Figure record extracts
○ ○ ○ ○ ○
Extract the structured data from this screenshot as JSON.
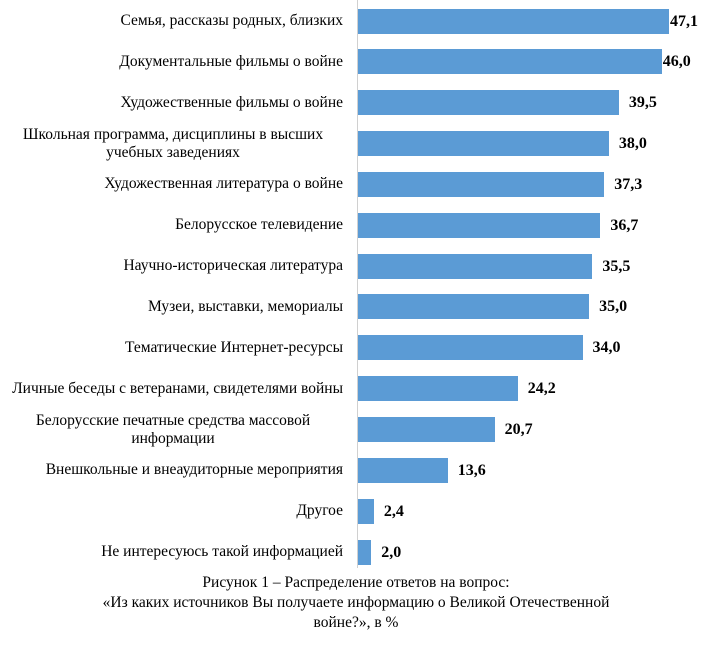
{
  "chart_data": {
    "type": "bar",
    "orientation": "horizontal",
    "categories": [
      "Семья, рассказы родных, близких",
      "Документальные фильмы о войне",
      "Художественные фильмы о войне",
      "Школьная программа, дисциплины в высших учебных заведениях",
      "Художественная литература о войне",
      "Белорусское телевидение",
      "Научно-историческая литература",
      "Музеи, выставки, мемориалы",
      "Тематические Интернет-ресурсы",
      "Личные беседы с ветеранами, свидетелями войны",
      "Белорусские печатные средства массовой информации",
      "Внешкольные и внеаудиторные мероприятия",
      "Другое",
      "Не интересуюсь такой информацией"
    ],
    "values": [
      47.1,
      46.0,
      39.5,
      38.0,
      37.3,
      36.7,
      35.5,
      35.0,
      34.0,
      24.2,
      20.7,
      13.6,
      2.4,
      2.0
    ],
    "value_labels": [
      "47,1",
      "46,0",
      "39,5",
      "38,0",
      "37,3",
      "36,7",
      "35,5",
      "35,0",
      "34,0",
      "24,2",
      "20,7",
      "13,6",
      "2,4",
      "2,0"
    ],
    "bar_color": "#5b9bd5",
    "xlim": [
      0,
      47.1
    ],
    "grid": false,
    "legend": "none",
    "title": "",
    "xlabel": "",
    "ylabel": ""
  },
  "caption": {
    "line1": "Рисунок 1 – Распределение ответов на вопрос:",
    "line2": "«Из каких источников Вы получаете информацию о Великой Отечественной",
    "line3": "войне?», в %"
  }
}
○ ○ ○ ○ ○
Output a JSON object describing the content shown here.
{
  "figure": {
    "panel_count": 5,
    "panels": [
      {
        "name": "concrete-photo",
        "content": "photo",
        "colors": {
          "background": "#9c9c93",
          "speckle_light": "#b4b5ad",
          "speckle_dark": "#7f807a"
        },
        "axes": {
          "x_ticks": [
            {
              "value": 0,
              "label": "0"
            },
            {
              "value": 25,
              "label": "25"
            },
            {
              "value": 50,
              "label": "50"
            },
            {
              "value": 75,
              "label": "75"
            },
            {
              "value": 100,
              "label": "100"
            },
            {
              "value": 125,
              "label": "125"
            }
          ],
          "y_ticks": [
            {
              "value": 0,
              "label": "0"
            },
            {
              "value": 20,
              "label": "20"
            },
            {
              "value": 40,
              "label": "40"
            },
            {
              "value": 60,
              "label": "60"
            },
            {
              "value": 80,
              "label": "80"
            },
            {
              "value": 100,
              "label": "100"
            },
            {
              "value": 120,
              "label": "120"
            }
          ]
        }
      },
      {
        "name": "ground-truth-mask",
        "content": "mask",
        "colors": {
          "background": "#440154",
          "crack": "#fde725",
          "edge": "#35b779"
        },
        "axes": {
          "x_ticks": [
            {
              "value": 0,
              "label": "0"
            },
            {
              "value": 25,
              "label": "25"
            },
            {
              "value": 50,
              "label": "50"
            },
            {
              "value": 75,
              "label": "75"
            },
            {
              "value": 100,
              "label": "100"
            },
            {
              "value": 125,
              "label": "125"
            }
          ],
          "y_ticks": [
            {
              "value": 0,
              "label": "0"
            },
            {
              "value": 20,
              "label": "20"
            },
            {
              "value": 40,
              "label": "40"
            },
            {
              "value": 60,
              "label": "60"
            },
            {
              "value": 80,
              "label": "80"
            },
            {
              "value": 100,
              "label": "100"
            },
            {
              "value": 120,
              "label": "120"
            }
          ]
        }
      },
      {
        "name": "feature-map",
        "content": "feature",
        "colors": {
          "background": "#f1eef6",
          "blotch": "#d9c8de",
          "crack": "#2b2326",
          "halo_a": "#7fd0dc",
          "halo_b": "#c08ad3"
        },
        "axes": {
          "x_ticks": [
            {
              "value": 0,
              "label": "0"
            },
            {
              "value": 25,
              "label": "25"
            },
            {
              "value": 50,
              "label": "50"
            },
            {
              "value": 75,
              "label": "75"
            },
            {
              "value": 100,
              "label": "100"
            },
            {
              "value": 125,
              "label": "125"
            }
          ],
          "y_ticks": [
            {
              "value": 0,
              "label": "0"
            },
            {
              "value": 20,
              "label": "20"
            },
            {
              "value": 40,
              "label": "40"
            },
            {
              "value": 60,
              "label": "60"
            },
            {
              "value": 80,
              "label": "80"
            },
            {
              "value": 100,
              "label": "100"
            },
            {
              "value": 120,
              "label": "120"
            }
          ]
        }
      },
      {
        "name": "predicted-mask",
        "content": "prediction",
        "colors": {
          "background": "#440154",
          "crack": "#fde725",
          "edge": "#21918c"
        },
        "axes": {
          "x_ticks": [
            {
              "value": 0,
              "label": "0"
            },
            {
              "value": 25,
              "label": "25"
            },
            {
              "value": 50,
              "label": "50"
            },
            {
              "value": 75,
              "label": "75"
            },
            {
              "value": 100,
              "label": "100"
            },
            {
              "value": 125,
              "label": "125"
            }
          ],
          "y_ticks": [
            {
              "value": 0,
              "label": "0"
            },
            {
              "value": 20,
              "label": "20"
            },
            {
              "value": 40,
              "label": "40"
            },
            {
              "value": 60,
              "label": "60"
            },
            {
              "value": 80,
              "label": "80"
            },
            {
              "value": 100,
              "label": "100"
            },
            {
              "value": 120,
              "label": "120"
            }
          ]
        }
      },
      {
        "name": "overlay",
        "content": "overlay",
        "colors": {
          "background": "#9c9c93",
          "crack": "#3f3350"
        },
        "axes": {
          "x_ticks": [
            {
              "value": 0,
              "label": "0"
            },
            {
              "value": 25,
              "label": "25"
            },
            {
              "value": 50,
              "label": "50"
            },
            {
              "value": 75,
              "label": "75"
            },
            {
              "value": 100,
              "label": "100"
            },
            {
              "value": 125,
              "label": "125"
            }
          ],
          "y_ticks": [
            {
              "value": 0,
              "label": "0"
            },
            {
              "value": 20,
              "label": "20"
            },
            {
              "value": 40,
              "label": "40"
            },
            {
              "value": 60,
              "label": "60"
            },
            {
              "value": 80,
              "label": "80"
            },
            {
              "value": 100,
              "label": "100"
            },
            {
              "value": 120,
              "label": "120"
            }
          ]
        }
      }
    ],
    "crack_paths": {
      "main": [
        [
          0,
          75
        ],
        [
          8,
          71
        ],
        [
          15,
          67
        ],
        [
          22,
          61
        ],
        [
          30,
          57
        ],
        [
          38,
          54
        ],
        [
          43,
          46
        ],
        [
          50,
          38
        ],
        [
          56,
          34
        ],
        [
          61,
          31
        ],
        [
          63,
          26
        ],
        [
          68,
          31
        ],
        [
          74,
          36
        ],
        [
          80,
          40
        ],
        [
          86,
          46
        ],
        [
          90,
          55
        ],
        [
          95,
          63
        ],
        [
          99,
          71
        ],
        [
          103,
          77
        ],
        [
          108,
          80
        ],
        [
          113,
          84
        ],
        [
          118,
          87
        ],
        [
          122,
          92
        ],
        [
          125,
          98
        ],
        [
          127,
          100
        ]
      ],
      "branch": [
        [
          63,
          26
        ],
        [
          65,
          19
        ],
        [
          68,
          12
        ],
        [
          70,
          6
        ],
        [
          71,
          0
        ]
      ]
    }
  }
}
○ ○ ○ ○ ○
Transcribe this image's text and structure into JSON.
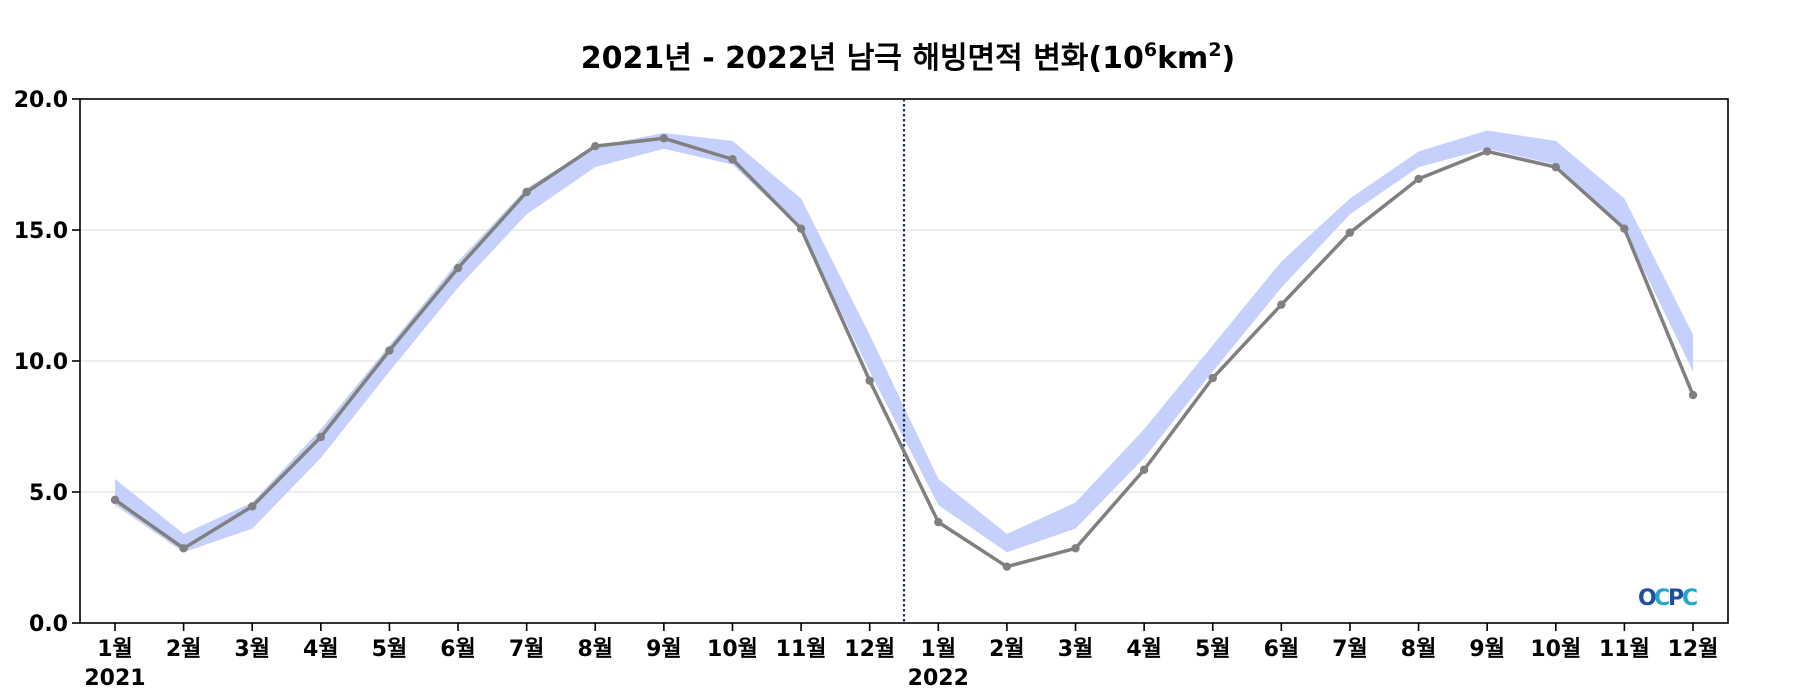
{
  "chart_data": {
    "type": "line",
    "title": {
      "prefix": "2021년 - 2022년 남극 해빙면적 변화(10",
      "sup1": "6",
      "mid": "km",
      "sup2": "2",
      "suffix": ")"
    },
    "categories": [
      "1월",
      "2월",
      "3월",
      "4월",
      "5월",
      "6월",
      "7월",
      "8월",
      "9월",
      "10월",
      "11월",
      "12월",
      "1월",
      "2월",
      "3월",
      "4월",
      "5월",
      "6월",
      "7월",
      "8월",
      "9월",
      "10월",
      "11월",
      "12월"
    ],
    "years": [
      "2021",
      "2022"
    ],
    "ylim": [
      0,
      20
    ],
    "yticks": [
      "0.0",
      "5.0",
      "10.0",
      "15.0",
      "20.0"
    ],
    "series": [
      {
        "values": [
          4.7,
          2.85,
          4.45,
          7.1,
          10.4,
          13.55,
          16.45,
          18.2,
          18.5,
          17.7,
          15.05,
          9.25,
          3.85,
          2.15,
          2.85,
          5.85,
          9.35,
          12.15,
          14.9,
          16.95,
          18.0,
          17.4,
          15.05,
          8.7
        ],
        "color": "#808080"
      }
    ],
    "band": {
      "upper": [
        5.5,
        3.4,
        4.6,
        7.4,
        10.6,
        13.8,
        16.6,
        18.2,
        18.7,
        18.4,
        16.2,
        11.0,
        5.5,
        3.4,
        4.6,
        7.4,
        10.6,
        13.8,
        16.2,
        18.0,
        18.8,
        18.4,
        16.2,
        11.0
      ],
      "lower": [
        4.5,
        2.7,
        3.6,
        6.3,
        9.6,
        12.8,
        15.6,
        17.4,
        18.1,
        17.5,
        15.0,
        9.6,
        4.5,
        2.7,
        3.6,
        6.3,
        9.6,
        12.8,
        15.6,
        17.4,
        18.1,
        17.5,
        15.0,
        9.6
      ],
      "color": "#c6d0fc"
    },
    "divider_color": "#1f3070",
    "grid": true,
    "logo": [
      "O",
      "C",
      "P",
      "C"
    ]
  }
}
○ ○ ○ ○ ○
**WHAT IS ASKED**
Filter the listing for the word "name" and copy every line that holds it.

**THE RESULT**
        "name": "concrete-photo",
        "name": "ground-truth-mask",
        "name": "feature-map",
        "name": "predicted-mask",
        "name": "overlay",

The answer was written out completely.